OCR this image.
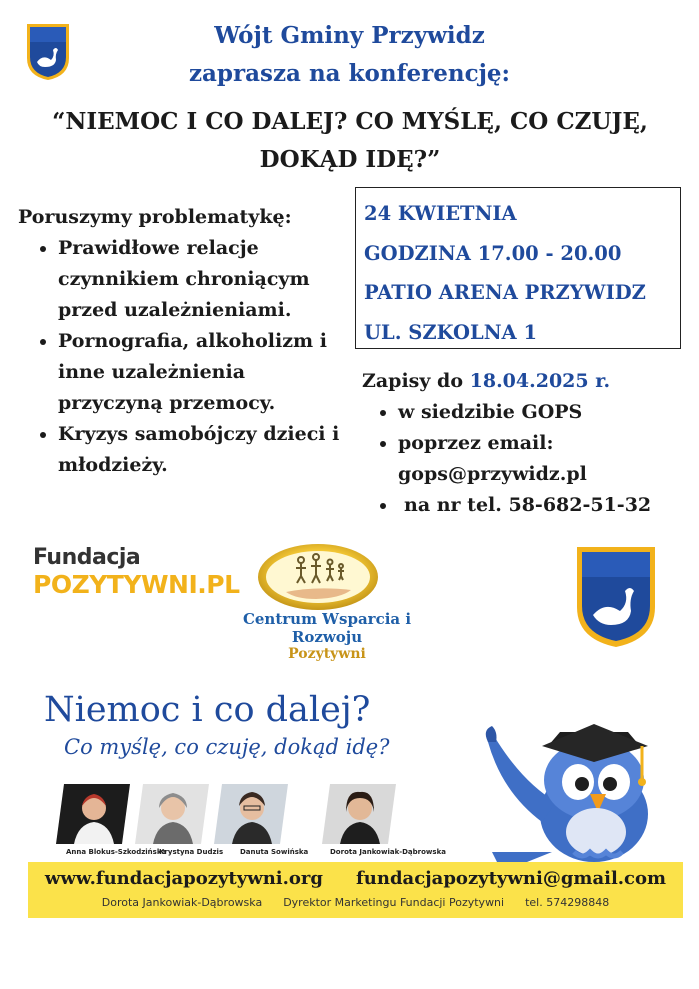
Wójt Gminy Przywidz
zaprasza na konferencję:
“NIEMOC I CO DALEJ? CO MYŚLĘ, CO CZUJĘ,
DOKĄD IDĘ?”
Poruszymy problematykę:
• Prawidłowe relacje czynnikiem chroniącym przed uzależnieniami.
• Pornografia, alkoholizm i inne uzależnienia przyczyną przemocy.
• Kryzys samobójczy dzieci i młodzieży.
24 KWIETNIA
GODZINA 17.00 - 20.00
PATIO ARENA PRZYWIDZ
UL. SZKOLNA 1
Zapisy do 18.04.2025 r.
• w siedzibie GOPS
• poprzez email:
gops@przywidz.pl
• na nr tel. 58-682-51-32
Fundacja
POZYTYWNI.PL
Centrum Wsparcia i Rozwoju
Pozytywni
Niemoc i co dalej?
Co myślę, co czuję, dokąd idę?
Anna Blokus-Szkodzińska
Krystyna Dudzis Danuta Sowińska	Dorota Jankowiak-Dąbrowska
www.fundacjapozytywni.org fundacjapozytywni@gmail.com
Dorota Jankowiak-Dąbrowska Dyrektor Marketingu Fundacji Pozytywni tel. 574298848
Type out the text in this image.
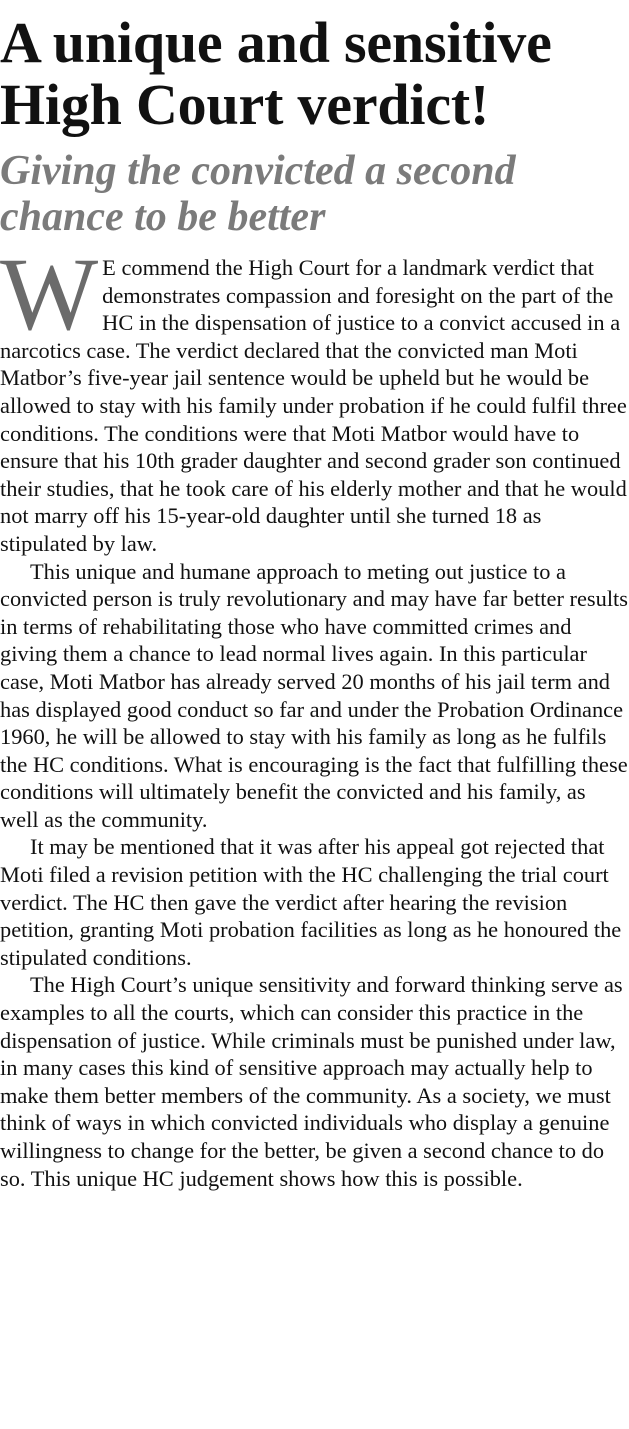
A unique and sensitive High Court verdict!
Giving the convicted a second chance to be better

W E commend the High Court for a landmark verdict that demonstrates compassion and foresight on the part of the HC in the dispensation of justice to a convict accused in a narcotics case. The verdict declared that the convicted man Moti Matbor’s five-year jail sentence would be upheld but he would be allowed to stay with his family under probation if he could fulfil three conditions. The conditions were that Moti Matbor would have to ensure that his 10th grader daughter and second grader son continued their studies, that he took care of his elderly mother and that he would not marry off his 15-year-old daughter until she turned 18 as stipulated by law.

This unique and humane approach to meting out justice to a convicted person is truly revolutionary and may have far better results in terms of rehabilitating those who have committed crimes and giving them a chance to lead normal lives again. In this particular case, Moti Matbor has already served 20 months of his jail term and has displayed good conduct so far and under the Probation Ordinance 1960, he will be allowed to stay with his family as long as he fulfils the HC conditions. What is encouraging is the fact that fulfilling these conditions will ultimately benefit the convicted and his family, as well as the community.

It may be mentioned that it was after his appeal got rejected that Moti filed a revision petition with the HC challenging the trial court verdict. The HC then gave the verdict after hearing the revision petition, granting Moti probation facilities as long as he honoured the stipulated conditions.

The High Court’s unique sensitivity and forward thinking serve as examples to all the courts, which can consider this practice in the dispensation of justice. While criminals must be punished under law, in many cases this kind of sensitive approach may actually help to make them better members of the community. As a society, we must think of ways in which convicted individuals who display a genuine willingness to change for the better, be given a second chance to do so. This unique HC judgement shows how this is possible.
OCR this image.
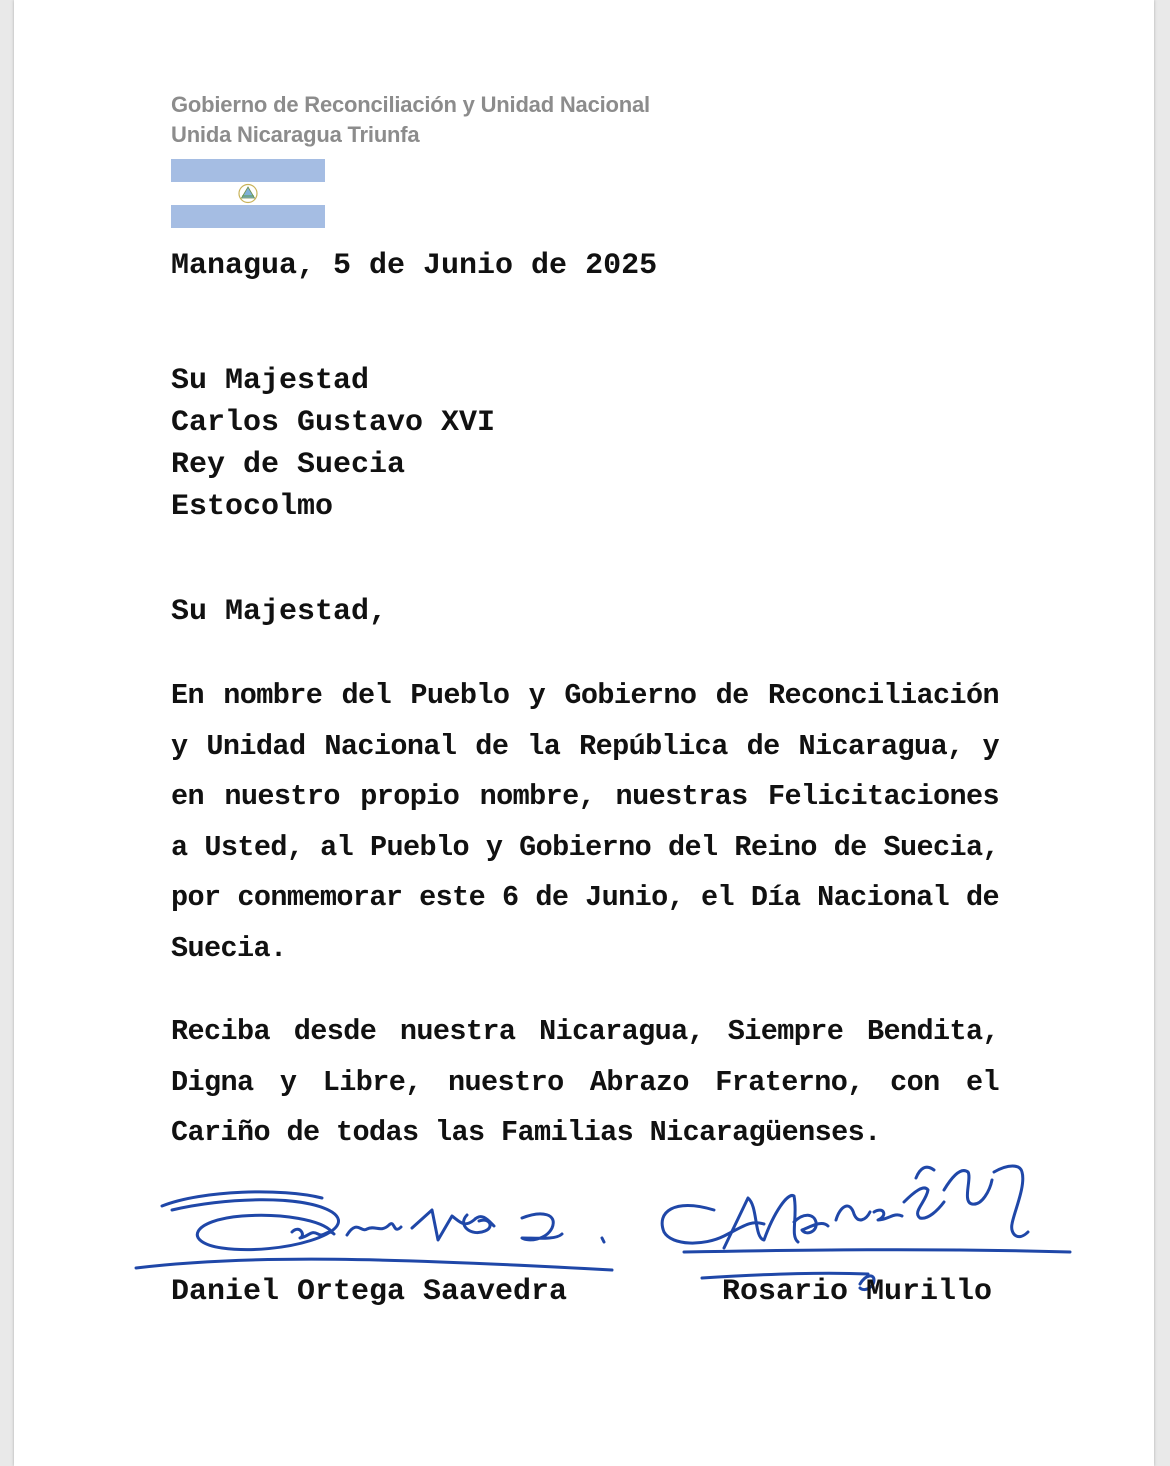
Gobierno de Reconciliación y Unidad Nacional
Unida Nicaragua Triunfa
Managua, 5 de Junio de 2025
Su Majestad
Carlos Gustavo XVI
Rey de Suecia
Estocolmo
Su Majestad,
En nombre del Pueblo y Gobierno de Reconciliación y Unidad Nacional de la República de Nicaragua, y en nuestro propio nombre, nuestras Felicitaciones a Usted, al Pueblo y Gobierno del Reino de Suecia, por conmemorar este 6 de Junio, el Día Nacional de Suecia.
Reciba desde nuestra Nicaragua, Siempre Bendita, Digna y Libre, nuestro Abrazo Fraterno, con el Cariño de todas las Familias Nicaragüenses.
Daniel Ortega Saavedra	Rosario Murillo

::::::::

# [TASK DETAILS]
Copy the whole of the material above exactly, but not its images.

# [ANSWER TO THE PROBLEM]
OCR this image.
Wójt Gminy Przywidz
zaprasza na konferencję:
“NIEMOC I CO DALEJ? CO MYŚLĘ, CO CZUJĘ,
DOKĄD IDĘ?”
Poruszymy problematykę:
• Prawidłowe relacje czynnikiem chroniącym przed uzależnieniami.
• Pornografia, alkoholizm i inne uzależnienia przyczyną przemocy.
• Kryzys samobójczy dzieci i młodzieży.
24 KWIETNIA
GODZINA 17.00 - 20.00
PATIO ARENA PRZYWIDZ
UL. SZKOLNA 1
Zapisy do 18.04.2025 r.
• w siedzibie GOPS
• poprzez email:
gops@przywidz.pl
• na nr tel. 58-682-51-32
Fundacja
POZYTYWNI.PL
Centrum Wsparcia i Rozwoju
Pozytywni
Niemoc i co dalej?
Co myślę, co czuję, dokąd idę?
Anna Blokus-Szkodzińska
Krystyna Dudzis Danuta Sowińska	Dorota Jankowiak-Dąbrowska
www.fundacjapozytywni.org fundacjapozytywni@gmail.com
Dorota Jankowiak-Dąbrowska Dyrektor Marketingu Fundacji Pozytywni tel. 574298848
Type out the text in this image.
A unique and sensitive High Court verdict!
Giving the convicted a second chance to be better

W E commend the High Court for a landmark verdict that demonstrates compassion and foresight on the part of the HC in the dispensation of justice to a convict accused in a narcotics case. The verdict declared that the convicted man Moti Matbor’s five-year jail sentence would be upheld but he would be allowed to stay with his family under probation if he could fulfil three conditions. The conditions were that Moti Matbor would have to ensure that his 10th grader daughter and second grader son continued their studies, that he took care of his elderly mother and that he would not marry off his 15-year-old daughter until she turned 18 as stipulated by law.

This unique and humane approach to meting out justice to a convicted person is truly revolutionary and may have far better results in terms of rehabilitating those who have committed crimes and giving them a chance to lead normal lives again. In this particular case, Moti Matbor has already served 20 months of his jail term and has displayed good conduct so far and under the Probation Ordinance 1960, he will be allowed to stay with his family as long as he fulfils the HC conditions. What is encouraging is the fact that fulfilling these conditions will ultimately benefit the convicted and his family, as well as the community.

It may be mentioned that it was after his appeal got rejected that Moti filed a revision petition with the HC challenging the trial court verdict. The HC then gave the verdict after hearing the revision petition, granting Moti probation facilities as long as he honoured the stipulated conditions.

The High Court’s unique sensitivity and forward thinking serve as examples to all the courts, which can consider this practice in the dispensation of justice. While criminals must be punished under law, in many cases this kind of sensitive approach may actually help to make them better members of the community. As a society, we must think of ways in which convicted individuals who display a genuine willingness to change for the better, be given a second chance to do so. This unique HC judgement shows how this is possible.
OCR this image.
Gobierno de Reconciliación y Unidad Nacional
Unida Nicaragua Triunfa
Managua, 5 de Junio de 2025
Su Majestad
Carlos Gustavo XVI
Rey de Suecia
Estocolmo
Su Majestad,
En nombre del Pueblo y Gobierno de Reconciliación y Unidad Nacional de la República de Nicaragua, y en nuestro propio nombre, nuestras Felicitaciones a Usted, al Pueblo y Gobierno del Reino de Suecia, por conmemorar este 6 de Junio, el Día Nacional de Suecia.
Reciba desde nuestra Nicaragua, Siempre Bendita, Digna y Libre, nuestro Abrazo Fraterno, con el Cariño de todas las Familias Nicaragüenses.
Daniel Ortega Saavedra	Rosario Murillo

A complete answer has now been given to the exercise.